◆ WHAT YOU SHOULD DO
Below are the records; pull every line that includes "false".

◆ PROVIDED ENTRIES

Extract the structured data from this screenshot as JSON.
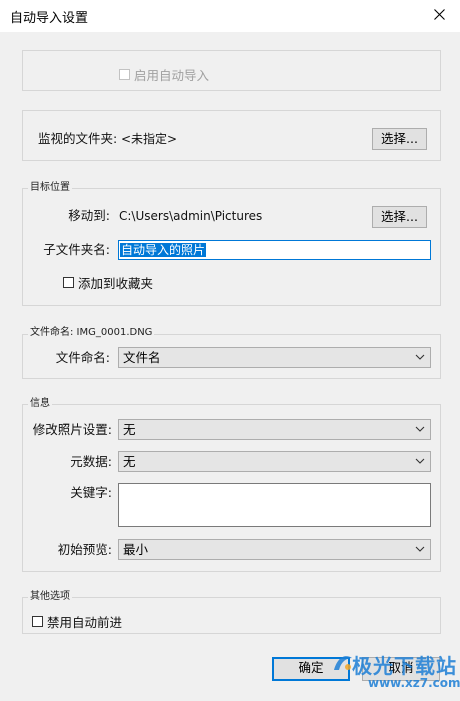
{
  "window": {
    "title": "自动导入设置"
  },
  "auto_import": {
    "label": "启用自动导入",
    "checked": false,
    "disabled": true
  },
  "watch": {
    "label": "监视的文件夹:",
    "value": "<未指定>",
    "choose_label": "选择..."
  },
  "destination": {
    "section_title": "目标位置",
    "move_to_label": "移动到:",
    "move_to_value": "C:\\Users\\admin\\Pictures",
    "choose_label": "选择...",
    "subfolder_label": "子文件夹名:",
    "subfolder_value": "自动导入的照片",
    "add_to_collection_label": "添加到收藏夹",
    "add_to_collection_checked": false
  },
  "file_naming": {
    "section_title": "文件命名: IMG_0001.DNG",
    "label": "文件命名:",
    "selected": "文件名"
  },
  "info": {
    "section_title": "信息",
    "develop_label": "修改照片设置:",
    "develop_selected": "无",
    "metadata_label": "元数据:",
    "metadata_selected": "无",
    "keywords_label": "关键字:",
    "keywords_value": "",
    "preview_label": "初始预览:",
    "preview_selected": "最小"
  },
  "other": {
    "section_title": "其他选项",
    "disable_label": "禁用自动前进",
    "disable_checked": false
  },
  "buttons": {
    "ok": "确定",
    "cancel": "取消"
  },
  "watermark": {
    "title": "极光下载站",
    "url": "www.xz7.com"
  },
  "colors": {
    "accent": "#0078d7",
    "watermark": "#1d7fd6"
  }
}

◆ TASK RESULT
    "checked": false,
    "add_to_collection_checked": false
    "disable_checked": false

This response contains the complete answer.